RECORDS SHOWN:
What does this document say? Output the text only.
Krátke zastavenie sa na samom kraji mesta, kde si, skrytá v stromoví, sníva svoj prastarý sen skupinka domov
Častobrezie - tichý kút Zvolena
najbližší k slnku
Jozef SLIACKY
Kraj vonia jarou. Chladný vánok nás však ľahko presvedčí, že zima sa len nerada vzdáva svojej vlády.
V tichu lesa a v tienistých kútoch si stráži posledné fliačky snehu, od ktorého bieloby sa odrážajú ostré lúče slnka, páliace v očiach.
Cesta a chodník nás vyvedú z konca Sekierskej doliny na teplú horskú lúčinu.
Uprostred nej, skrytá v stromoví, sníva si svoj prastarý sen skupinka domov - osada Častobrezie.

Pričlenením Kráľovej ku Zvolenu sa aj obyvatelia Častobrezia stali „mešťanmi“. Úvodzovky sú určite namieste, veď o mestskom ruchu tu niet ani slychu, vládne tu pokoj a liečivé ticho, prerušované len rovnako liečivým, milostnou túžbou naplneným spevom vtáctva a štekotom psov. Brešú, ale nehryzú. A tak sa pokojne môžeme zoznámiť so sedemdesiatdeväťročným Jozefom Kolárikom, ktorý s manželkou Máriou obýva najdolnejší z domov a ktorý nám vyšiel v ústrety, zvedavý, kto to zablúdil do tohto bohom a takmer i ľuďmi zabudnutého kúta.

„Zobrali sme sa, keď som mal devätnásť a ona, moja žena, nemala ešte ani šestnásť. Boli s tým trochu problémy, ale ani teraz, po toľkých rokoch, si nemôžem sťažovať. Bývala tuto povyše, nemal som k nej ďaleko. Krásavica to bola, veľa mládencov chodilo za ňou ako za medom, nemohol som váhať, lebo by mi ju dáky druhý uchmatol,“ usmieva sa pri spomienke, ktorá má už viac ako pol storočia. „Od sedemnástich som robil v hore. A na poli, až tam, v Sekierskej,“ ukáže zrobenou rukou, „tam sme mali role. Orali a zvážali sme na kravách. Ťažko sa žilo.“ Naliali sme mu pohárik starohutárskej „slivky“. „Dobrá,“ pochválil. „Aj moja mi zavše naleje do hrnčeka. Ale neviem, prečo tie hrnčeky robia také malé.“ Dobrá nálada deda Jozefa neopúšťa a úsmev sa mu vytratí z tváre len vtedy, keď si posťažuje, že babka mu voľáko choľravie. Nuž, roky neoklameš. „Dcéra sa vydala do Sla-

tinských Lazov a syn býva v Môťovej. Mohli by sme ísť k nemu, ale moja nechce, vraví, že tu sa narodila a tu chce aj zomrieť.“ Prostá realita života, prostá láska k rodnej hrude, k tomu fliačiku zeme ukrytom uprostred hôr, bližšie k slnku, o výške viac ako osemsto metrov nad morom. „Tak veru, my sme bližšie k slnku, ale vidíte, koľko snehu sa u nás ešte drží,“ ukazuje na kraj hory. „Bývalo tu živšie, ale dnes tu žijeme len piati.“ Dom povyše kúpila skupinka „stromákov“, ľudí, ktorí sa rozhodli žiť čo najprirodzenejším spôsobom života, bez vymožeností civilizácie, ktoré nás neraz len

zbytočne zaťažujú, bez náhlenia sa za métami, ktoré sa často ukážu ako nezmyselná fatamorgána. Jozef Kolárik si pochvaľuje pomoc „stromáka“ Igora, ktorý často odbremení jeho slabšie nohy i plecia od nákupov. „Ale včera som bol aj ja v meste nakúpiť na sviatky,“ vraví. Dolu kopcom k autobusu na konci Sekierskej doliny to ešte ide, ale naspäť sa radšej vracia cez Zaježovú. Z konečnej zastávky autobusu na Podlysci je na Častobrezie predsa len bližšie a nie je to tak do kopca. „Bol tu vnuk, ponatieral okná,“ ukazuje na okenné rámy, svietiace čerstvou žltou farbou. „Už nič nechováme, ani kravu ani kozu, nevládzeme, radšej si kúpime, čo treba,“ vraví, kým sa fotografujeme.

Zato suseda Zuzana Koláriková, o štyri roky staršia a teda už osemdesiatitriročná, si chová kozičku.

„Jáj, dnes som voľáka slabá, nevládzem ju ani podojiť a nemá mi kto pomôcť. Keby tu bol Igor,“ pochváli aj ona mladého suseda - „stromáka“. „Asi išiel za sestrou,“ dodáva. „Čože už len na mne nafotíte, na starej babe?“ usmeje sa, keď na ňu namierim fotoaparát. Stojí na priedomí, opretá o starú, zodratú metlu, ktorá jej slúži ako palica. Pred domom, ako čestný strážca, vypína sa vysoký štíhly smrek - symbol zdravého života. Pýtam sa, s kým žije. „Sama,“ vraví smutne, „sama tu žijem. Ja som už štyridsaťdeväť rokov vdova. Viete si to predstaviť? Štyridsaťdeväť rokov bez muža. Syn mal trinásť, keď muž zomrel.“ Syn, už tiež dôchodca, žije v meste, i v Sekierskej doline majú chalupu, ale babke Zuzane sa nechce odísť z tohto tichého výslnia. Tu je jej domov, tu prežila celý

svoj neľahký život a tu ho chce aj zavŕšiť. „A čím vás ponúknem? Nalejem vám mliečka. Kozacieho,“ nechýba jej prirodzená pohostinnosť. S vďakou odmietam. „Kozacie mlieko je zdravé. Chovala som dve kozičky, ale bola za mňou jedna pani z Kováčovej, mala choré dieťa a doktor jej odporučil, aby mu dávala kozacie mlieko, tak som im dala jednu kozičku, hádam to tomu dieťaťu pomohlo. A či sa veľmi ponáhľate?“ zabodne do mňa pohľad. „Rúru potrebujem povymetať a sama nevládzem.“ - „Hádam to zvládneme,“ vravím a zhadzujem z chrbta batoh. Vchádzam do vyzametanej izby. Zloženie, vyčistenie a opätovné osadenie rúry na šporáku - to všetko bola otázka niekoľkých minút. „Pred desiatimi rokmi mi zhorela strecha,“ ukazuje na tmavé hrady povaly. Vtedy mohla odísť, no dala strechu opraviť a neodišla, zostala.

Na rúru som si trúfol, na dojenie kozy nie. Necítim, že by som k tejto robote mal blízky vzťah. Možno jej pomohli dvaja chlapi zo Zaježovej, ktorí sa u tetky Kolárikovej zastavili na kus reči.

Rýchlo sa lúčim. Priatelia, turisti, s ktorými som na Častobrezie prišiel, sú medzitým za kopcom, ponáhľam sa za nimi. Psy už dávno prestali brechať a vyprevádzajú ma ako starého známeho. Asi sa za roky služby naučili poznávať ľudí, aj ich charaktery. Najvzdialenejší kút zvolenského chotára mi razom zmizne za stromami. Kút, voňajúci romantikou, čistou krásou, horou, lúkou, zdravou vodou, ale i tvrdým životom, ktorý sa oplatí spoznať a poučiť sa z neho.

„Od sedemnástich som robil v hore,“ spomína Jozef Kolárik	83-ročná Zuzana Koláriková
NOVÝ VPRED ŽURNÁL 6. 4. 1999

AIM OF THE TASK:
Every line above should be printed again exactly as it stands.

RESULT OF THE EXERCISE:
What does this document say? Output the text only.
Krátke zastavenie sa na samom kraji mesta, kde si, skrytá v stromoví, sníva svoj prastarý sen skupinka domov
Častobrezie - tichý kút Zvolena
najbližší k slnku
Jozef SLIACKY
Kraj vonia jarou. Chladný vánok nás však ľahko presvedčí, že zima sa len nerada vzdáva svojej vlády.
V tichu lesa a v tienistých kútoch si stráži posledné fliačky snehu, od ktorého bieloby sa odrážajú ostré lúče slnka, páliace v očiach.
Cesta a chodník nás vyvedú z konca Sekierskej doliny na teplú horskú lúčinu.
Uprostred nej, skrytá v stromoví, sníva si svoj prastarý sen skupinka domov - osada Častobrezie.

Pričlenením Kráľovej ku Zvolenu sa aj obyvatelia Častobrezia stali „mešťanmi“. Úvodzovky sú určite namieste, veď o mestskom ruchu tu niet ani slychu, vládne tu pokoj a liečivé ticho, prerušované len rovnako liečivým, milostnou túžbou naplneným spevom vtáctva a štekotom psov. Brešú, ale nehryzú. A tak sa pokojne môžeme zoznámiť so sedemdesiatdeväťročným Jozefom Kolárikom, ktorý s manželkou Máriou obýva najdolnejší z domov a ktorý nám vyšiel v ústrety, zvedavý, kto to zablúdil do tohto bohom a takmer i ľuďmi zabudnutého kúta.

„Zobrali sme sa, keď som mal devätnásť a ona, moja žena, nemala ešte ani šestnásť. Boli s tým trochu problémy, ale ani teraz, po toľkých rokoch, si nemôžem sťažovať. Bývala tuto povyše, nemal som k nej ďaleko. Krásavica to bola, veľa mládencov chodilo za ňou ako za medom, nemohol som váhať, lebo by mi ju dáky druhý uchmatol,“ usmieva sa pri spomienke, ktorá má už viac ako pol storočia. „Od sedemnástich som robil v hore. A na poli, až tam, v Sekierskej,“ ukáže zrobenou rukou, „tam sme mali role. Orali a zvážali sme na kravách. Ťažko sa žilo.“ Naliali sme mu pohárik starohutárskej „slivky“. „Dobrá,“ pochválil. „Aj moja mi zavše naleje do hrnčeka. Ale neviem, prečo tie hrnčeky robia také malé.“ Dobrá nálada deda Jozefa neopúšťa a úsmev sa mu vytratí z tváre len vtedy, keď si posťažuje, že babka mu voľáko choľravie. Nuž, roky neoklameš. „Dcéra sa vydala do Sla-

tinských Lazov a syn býva v Môťovej. Mohli by sme ísť k nemu, ale moja nechce, vraví, že tu sa narodila a tu chce aj zomrieť.“ Prostá realita života, prostá láska k rodnej hrude, k tomu fliačiku zeme ukrytom uprostred hôr, bližšie k slnku, o výške viac ako osemsto metrov nad morom. „Tak veru, my sme bližšie k slnku, ale vidíte, koľko snehu sa u nás ešte drží,“ ukazuje na kraj hory. „Bývalo tu živšie, ale dnes tu žijeme len piati.“ Dom povyše kúpila skupinka „stromákov“, ľudí, ktorí sa rozhodli žiť čo najprirodzenejším spôsobom života, bez vymožeností civilizácie, ktoré nás neraz len

zbytočne zaťažujú, bez náhlenia sa za métami, ktoré sa často ukážu ako nezmyselná fatamorgána. Jozef Kolárik si pochvaľuje pomoc „stromáka“ Igora, ktorý často odbremení jeho slabšie nohy i plecia od nákupov. „Ale včera som bol aj ja v meste nakúpiť na sviatky,“ vraví. Dolu kopcom k autobusu na konci Sekierskej doliny to ešte ide, ale naspäť sa radšej vracia cez Zaježovú. Z konečnej zastávky autobusu na Podlysci je na Častobrezie predsa len bližšie a nie je to tak do kopca. „Bol tu vnuk, ponatieral okná,“ ukazuje na okenné rámy, svietiace čerstvou žltou farbou. „Už nič nechováme, ani kravu ani kozu, nevládzeme, radšej si kúpime, čo treba,“ vraví, kým sa fotografujeme.

Zato suseda Zuzana Koláriková, o štyri roky staršia a teda už osemdesiatitriročná, si chová kozičku.

„Jáj, dnes som voľáka slabá, nevládzem ju ani podojiť a nemá mi kto pomôcť. Keby tu bol Igor,“ pochváli aj ona mladého suseda - „stromáka“. „Asi išiel za sestrou,“ dodáva. „Čože už len na mne nafotíte, na starej babe?“ usmeje sa, keď na ňu namierim fotoaparát. Stojí na priedomí, opretá o starú, zodratú metlu, ktorá jej slúži ako palica. Pred domom, ako čestný strážca, vypína sa vysoký štíhly smrek - symbol zdravého života. Pýtam sa, s kým žije. „Sama,“ vraví smutne, „sama tu žijem. Ja som už štyridsaťdeväť rokov vdova. Viete si to predstaviť? Štyridsaťdeväť rokov bez muža. Syn mal trinásť, keď muž zomrel.“ Syn, už tiež dôchodca, žije v meste, i v Sekierskej doline majú chalupu, ale babke Zuzane sa nechce odísť z tohto tichého výslnia. Tu je jej domov, tu prežila celý

svoj neľahký život a tu ho chce aj zavŕšiť. „A čím vás ponúknem? Nalejem vám mliečka. Kozacieho,“ nechýba jej prirodzená pohostinnosť. S vďakou odmietam. „Kozacie mlieko je zdravé. Chovala som dve kozičky, ale bola za mňou jedna pani z Kováčovej, mala choré dieťa a doktor jej odporučil, aby mu dávala kozacie mlieko, tak som im dala jednu kozičku, hádam to tomu dieťaťu pomohlo. A či sa veľmi ponáhľate?“ zabodne do mňa pohľad. „Rúru potrebujem povymetať a sama nevládzem.“ - „Hádam to zvládneme,“ vravím a zhadzujem z chrbta batoh. Vchádzam do vyzametanej izby. Zloženie, vyčistenie a opätovné osadenie rúry na šporáku - to všetko bola otázka niekoľkých minút. „Pred desiatimi rokmi mi zhorela strecha,“ ukazuje na tmavé hrady povaly. Vtedy mohla odísť, no dala strechu opraviť a neodišla, zostala.

Na rúru som si trúfol, na dojenie kozy nie. Necítim, že by som k tejto robote mal blízky vzťah. Možno jej pomohli dvaja chlapi zo Zaježovej, ktorí sa u tetky Kolárikovej zastavili na kus reči.

Rýchlo sa lúčim. Priatelia, turisti, s ktorými som na Častobrezie prišiel, sú medzitým za kopcom, ponáhľam sa za nimi. Psy už dávno prestali brechať a vyprevádzajú ma ako starého známeho. Asi sa za roky služby naučili poznávať ľudí, aj ich charaktery. Najvzdialenejší kút zvolenského chotára mi razom zmizne za stromami. Kút, voňajúci romantikou, čistou krásou, horou, lúkou, zdravou vodou, ale i tvrdým životom, ktorý sa oplatí spoznať a poučiť sa z neho.

„Od sedemnástich som robil v hore,“ spomína Jozef Kolárik	83-ročná Zuzana Koláriková
NOVÝ VPRED ŽURNÁL 6. 4. 1999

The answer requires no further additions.